--- START OF Task data ---

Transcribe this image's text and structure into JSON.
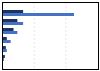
{
  "chart_data": {
    "type": "bar",
    "orientation": "horizontal",
    "categories": [
      null,
      null,
      null,
      null,
      null,
      null
    ],
    "series": [
      {
        "color": "#1d3461",
        "values": [
          22,
          16,
          12,
          5,
          4,
          3
        ]
      },
      {
        "color": "#4472c4",
        "values": [
          75,
          22,
          16,
          9,
          5,
          2
        ]
      }
    ],
    "xlim": [
      0,
      100
    ],
    "xticks": [
      33,
      66
    ],
    "grid": true,
    "tick_labels": false
  }
}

--- END OF Task data ---

# [Aim]
Output an exact copy of the material, with the pictures removed.

# [Complete output]
Transcribe this image's text and structure into JSON.
{
  "chart_data": {
    "type": "bar",
    "orientation": "horizontal",
    "categories": [
      null,
      null,
      null,
      null,
      null,
      null
    ],
    "series": [
      {
        "color": "#1d3461",
        "values": [
          22,
          16,
          12,
          5,
          4,
          3
        ]
      },
      {
        "color": "#4472c4",
        "values": [
          75,
          22,
          16,
          9,
          5,
          2
        ]
      }
    ],
    "xlim": [
      0,
      100
    ],
    "xticks": [
      33,
      66
    ],
    "grid": true,
    "tick_labels": false
  }
}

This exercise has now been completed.